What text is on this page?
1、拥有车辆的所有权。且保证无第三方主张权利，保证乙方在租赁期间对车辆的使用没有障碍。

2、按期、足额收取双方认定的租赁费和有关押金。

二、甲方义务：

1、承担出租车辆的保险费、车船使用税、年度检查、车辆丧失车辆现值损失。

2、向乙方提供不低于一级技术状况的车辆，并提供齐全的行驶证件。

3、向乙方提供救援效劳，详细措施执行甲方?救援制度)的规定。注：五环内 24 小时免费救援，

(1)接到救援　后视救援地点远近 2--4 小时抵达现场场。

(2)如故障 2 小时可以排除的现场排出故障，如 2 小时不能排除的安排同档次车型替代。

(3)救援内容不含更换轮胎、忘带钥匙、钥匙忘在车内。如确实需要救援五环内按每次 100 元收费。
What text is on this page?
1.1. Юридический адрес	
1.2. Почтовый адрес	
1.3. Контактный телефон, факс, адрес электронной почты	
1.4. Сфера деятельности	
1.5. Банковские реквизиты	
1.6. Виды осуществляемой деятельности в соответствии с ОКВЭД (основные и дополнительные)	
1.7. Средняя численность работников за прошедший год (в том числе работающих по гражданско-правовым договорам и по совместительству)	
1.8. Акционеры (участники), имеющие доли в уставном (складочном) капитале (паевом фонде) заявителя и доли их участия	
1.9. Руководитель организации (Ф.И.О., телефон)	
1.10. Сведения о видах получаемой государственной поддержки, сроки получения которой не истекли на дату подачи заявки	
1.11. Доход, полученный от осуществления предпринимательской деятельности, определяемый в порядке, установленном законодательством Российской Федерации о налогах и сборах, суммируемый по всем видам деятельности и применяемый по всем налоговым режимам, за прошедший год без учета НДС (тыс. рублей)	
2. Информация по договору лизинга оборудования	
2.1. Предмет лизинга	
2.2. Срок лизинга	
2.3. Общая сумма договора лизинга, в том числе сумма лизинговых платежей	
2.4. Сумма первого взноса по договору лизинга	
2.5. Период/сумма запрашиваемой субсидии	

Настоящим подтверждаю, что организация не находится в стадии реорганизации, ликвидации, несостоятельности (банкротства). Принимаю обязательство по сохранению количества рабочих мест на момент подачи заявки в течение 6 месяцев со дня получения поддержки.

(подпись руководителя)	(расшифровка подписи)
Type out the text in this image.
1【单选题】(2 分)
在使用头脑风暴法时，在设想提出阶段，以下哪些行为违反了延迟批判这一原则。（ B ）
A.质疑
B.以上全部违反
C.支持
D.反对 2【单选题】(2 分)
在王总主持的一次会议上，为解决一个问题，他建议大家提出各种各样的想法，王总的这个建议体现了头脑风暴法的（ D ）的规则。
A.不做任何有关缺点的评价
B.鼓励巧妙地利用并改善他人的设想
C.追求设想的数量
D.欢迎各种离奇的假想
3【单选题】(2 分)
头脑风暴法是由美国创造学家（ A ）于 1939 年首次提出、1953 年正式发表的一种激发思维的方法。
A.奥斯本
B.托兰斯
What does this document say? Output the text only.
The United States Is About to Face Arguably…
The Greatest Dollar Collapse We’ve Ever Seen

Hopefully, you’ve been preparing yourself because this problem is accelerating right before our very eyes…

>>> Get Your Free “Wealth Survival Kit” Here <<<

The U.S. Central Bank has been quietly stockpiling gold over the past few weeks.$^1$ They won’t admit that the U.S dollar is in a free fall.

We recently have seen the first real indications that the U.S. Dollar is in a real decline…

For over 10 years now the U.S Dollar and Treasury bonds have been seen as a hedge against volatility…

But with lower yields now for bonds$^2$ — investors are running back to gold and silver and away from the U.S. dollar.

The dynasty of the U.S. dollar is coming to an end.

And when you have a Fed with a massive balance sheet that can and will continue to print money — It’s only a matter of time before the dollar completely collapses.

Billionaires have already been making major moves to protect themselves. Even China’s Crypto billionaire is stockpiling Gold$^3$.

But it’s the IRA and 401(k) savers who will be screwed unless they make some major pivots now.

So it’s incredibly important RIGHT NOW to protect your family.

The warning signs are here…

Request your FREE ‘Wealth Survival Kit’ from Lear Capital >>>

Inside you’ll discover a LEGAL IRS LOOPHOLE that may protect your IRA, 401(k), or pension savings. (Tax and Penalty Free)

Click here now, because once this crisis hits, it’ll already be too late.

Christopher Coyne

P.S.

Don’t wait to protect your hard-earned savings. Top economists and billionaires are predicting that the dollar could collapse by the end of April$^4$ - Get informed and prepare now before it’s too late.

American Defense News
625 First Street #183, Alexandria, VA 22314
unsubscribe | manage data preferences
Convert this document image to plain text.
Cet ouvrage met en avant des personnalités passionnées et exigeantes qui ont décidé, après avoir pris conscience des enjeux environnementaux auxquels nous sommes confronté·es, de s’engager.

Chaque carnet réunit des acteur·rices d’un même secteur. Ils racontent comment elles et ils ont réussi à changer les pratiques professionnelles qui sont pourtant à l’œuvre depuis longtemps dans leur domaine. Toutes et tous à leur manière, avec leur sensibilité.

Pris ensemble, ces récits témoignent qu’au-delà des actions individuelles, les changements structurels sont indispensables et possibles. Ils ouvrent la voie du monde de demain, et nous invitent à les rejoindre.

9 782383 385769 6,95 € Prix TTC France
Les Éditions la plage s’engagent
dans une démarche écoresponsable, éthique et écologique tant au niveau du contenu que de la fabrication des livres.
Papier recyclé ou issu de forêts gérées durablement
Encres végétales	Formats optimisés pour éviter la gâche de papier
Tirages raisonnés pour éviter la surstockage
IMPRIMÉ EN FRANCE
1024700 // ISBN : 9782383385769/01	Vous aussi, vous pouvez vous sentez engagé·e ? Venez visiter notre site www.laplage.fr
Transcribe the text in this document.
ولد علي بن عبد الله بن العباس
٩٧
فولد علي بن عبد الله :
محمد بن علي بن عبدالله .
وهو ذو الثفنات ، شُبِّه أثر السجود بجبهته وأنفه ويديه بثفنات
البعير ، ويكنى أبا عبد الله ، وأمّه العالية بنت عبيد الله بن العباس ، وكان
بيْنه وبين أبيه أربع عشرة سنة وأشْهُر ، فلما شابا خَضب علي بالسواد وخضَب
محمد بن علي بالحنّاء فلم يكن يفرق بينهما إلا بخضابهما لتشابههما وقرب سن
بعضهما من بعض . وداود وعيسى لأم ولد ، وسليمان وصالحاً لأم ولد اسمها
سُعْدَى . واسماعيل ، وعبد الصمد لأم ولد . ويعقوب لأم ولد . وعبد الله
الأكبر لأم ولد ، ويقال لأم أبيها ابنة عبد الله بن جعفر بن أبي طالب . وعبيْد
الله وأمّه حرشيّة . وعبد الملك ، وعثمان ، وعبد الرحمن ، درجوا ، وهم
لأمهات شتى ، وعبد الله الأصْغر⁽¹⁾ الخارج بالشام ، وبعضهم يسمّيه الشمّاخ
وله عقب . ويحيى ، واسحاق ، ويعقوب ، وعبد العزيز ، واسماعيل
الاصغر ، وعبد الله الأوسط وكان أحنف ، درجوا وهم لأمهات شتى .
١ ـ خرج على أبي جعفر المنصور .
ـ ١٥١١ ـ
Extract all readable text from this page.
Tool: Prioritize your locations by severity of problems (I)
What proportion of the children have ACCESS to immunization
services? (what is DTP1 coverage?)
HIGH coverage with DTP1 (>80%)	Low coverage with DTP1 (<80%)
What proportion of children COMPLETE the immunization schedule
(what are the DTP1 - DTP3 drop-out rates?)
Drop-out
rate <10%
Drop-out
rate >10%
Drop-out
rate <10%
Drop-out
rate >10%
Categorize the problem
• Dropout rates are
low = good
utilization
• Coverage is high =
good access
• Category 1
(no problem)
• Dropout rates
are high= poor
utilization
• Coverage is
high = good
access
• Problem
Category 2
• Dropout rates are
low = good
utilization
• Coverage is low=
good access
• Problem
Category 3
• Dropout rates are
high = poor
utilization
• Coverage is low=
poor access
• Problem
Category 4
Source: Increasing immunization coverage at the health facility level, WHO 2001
....
**TO DO:**
Take the line holding "Transcribe the text in this document." and all lines after it through the end of the data, and set them down exactly.

**THE SOLUTION:**
Transcribe the text in this document.
ولد علي بن عبد الله بن العباس
٩٧
فولد علي بن عبد الله :
محمد بن علي بن عبدالله .
وهو ذو الثفنات ، شُبِّه أثر السجود بجبهته وأنفه ويديه بثفنات
البعير ، ويكنى أبا عبد الله ، وأمّه العالية بنت عبيد الله بن العباس ، وكان
بيْنه وبين أبيه أربع عشرة سنة وأشْهُر ، فلما شابا خَضب علي بالسواد وخضَب
محمد بن علي بالحنّاء فلم يكن يفرق بينهما إلا بخضابهما لتشابههما وقرب سن
بعضهما من بعض . وداود وعيسى لأم ولد ، وسليمان وصالحاً لأم ولد اسمها
سُعْدَى . واسماعيل ، وعبد الصمد لأم ولد . ويعقوب لأم ولد . وعبد الله
الأكبر لأم ولد ، ويقال لأم أبيها ابنة عبد الله بن جعفر بن أبي طالب . وعبيْد
الله وأمّه حرشيّة . وعبد الملك ، وعثمان ، وعبد الرحمن ، درجوا ، وهم
لأمهات شتى ، وعبد الله الأصْغر⁽¹⁾ الخارج بالشام ، وبعضهم يسمّيه الشمّاخ
وله عقب . ويحيى ، واسحاق ، ويعقوب ، وعبد العزيز ، واسماعيل
الاصغر ، وعبد الله الأوسط وكان أحنف ، درجوا وهم لأمهات شتى .
١ ـ خرج على أبي جعفر المنصور .
ـ ١٥١١ ـ
Extract all readable text from this page.
Tool: Prioritize your locations by severity of problems (I)
What proportion of the children have ACCESS to immunization
services? (what is DTP1 coverage?)
HIGH coverage with DTP1 (>80%)	Low coverage with DTP1 (<80%)
What proportion of children COMPLETE the immunization schedule
(what are the DTP1 - DTP3 drop-out rates?)
Drop-out
rate <10%
Drop-out
rate >10%
Drop-out
rate <10%
Drop-out
rate >10%
Categorize the problem
• Dropout rates are
low = good
utilization
• Coverage is high =
good access
• Category 1
(no problem)
• Dropout rates
are high= poor
utilization
• Coverage is
high = good
access
• Problem
Category 2
• Dropout rates are
low = good
utilization
• Coverage is low=
good access
• Problem
Category 3
• Dropout rates are
high = poor
utilization
• Coverage is low=
poor access
• Problem
Category 4
Source: Increasing immunization coverage at the health facility level, WHO 2001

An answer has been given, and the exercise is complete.